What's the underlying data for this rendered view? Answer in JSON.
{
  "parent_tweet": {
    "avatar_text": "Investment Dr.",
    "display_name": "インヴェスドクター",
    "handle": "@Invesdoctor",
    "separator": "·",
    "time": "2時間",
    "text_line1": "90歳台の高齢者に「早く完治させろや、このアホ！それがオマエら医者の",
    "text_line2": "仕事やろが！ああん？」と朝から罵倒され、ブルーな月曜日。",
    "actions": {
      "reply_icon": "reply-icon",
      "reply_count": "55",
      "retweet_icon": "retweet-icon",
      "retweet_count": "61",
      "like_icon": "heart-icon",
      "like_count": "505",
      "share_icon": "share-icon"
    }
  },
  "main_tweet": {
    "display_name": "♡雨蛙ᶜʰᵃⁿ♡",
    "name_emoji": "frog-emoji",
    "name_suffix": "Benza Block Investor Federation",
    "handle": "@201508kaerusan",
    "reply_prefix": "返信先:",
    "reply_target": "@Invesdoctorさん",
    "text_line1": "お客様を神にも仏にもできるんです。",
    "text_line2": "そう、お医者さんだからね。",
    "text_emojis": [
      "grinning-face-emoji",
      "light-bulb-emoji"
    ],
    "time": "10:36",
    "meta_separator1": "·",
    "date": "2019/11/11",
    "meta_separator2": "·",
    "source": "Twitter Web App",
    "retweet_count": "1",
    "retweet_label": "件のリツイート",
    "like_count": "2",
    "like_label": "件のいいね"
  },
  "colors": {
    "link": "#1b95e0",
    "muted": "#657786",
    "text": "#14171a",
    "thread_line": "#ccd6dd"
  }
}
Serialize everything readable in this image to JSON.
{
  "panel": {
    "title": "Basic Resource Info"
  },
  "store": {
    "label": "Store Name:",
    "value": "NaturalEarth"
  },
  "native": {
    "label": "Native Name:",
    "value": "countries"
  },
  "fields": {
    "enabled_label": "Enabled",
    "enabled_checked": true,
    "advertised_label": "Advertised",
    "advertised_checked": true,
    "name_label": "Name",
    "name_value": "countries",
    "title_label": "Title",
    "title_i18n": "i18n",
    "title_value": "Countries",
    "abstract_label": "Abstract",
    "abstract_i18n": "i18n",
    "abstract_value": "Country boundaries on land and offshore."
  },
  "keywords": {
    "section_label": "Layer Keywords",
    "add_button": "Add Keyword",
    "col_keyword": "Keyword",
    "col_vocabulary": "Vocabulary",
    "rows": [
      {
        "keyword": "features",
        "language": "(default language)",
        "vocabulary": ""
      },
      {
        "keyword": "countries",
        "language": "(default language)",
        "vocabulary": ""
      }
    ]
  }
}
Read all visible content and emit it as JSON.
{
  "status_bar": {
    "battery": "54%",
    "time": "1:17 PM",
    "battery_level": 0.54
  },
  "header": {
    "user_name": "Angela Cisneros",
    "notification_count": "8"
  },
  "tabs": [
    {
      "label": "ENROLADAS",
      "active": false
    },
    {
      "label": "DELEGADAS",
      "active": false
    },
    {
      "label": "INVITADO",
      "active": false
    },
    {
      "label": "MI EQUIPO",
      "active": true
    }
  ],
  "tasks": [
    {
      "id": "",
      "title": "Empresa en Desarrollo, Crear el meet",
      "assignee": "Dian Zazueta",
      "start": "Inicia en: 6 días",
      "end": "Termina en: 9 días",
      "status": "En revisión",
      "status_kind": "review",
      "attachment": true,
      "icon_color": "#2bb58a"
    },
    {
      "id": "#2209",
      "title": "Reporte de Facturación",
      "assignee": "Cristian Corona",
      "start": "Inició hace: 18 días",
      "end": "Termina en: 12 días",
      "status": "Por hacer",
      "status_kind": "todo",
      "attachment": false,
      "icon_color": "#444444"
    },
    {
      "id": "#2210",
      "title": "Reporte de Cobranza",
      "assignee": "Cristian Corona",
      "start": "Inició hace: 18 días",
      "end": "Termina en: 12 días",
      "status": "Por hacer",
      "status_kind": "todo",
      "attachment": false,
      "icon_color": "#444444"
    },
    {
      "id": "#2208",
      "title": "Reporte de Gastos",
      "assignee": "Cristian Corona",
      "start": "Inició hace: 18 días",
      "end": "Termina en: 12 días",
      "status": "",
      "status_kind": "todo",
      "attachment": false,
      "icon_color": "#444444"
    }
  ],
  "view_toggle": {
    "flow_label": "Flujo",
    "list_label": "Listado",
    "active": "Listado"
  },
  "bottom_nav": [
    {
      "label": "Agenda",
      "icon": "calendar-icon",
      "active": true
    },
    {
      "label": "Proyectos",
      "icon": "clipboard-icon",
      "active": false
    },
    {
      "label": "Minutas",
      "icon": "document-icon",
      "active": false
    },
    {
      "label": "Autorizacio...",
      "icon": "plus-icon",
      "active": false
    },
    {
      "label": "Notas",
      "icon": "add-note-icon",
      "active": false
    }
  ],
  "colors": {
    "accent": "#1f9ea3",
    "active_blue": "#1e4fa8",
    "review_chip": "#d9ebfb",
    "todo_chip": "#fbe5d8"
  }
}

————————

**Goal of the exercise**
Write out the whole listing again. Match it word for word.

**Solved problem**
What's the underlying data for this rendered view? Answer in JSON.
{
  "parent_tweet": {
    "avatar_text": "Investment Dr.",
    "display_name": "インヴェスドクター",
    "handle": "@Invesdoctor",
    "separator": "·",
    "time": "2時間",
    "text_line1": "90歳台の高齢者に「早く完治させろや、このアホ！それがオマエら医者の",
    "text_line2": "仕事やろが！ああん？」と朝から罵倒され、ブルーな月曜日。",
    "actions": {
      "reply_icon": "reply-icon",
      "reply_count": "55",
      "retweet_icon": "retweet-icon",
      "retweet_count": "61",
      "like_icon": "heart-icon",
      "like_count": "505",
      "share_icon": "share-icon"
    }
  },
  "main_tweet": {
    "display_name": "♡雨蛙ᶜʰᵃⁿ♡",
    "name_emoji": "frog-emoji",
    "name_suffix": "Benza Block Investor Federation",
    "handle": "@201508kaerusan",
    "reply_prefix": "返信先:",
    "reply_target": "@Invesdoctorさん",
    "text_line1": "お客様を神にも仏にもできるんです。",
    "text_line2": "そう、お医者さんだからね。",
    "text_emojis": [
      "grinning-face-emoji",
      "light-bulb-emoji"
    ],
    "time": "10:36",
    "meta_separator1": "·",
    "date": "2019/11/11",
    "meta_separator2": "·",
    "source": "Twitter Web App",
    "retweet_count": "1",
    "retweet_label": "件のリツイート",
    "like_count": "2",
    "like_label": "件のいいね"
  },
  "colors": {
    "link": "#1b95e0",
    "muted": "#657786",
    "text": "#14171a",
    "thread_line": "#ccd6dd"
  }
}
Serialize everything readable in this image to JSON.
{
  "panel": {
    "title": "Basic Resource Info"
  },
  "store": {
    "label": "Store Name:",
    "value": "NaturalEarth"
  },
  "native": {
    "label": "Native Name:",
    "value": "countries"
  },
  "fields": {
    "enabled_label": "Enabled",
    "enabled_checked": true,
    "advertised_label": "Advertised",
    "advertised_checked": true,
    "name_label": "Name",
    "name_value": "countries",
    "title_label": "Title",
    "title_i18n": "i18n",
    "title_value": "Countries",
    "abstract_label": "Abstract",
    "abstract_i18n": "i18n",
    "abstract_value": "Country boundaries on land and offshore."
  },
  "keywords": {
    "section_label": "Layer Keywords",
    "add_button": "Add Keyword",
    "col_keyword": "Keyword",
    "col_vocabulary": "Vocabulary",
    "rows": [
      {
        "keyword": "features",
        "language": "(default language)",
        "vocabulary": ""
      },
      {
        "keyword": "countries",
        "language": "(default language)",
        "vocabulary": ""
      }
    ]
  }
}
Read all visible content and emit it as JSON.
{
  "status_bar": {
    "battery": "54%",
    "time": "1:17 PM",
    "battery_level": 0.54
  },
  "header": {
    "user_name": "Angela Cisneros",
    "notification_count": "8"
  },
  "tabs": [
    {
      "label": "ENROLADAS",
      "active": false
    },
    {
      "label": "DELEGADAS",
      "active": false
    },
    {
      "label": "INVITADO",
      "active": false
    },
    {
      "label": "MI EQUIPO",
      "active": true
    }
  ],
  "tasks": [
    {
      "id": "",
      "title": "Empresa en Desarrollo, Crear el meet",
      "assignee": "Dian Zazueta",
      "start": "Inicia en: 6 días",
      "end": "Termina en: 9 días",
      "status": "En revisión",
      "status_kind": "review",
      "attachment": true,
      "icon_color": "#2bb58a"
    },
    {
      "id": "#2209",
      "title": "Reporte de Facturación",
      "assignee": "Cristian Corona",
      "start": "Inició hace: 18 días",
      "end": "Termina en: 12 días",
      "status": "Por hacer",
      "status_kind": "todo",
      "attachment": false,
      "icon_color": "#444444"
    },
    {
      "id": "#2210",
      "title": "Reporte de Cobranza",
      "assignee": "Cristian Corona",
      "start": "Inició hace: 18 días",
      "end": "Termina en: 12 días",
      "status": "Por hacer",
      "status_kind": "todo",
      "attachment": false,
      "icon_color": "#444444"
    },
    {
      "id": "#2208",
      "title": "Reporte de Gastos",
      "assignee": "Cristian Corona",
      "start": "Inició hace: 18 días",
      "end": "Termina en: 12 días",
      "status": "",
      "status_kind": "todo",
      "attachment": false,
      "icon_color": "#444444"
    }
  ],
  "view_toggle": {
    "flow_label": "Flujo",
    "list_label": "Listado",
    "active": "Listado"
  },
  "bottom_nav": [
    {
      "label": "Agenda",
      "icon": "calendar-icon",
      "active": true
    },
    {
      "label": "Proyectos",
      "icon": "clipboard-icon",
      "active": false
    },
    {
      "label": "Minutas",
      "icon": "document-icon",
      "active": false
    },
    {
      "label": "Autorizacio...",
      "icon": "plus-icon",
      "active": false
    },
    {
      "label": "Notas",
      "icon": "add-note-icon",
      "active": false
    }
  ],
  "colors": {
    "accent": "#1f9ea3",
    "active_blue": "#1e4fa8",
    "review_chip": "#d9ebfb",
    "todo_chip": "#fbe5d8"
  }
}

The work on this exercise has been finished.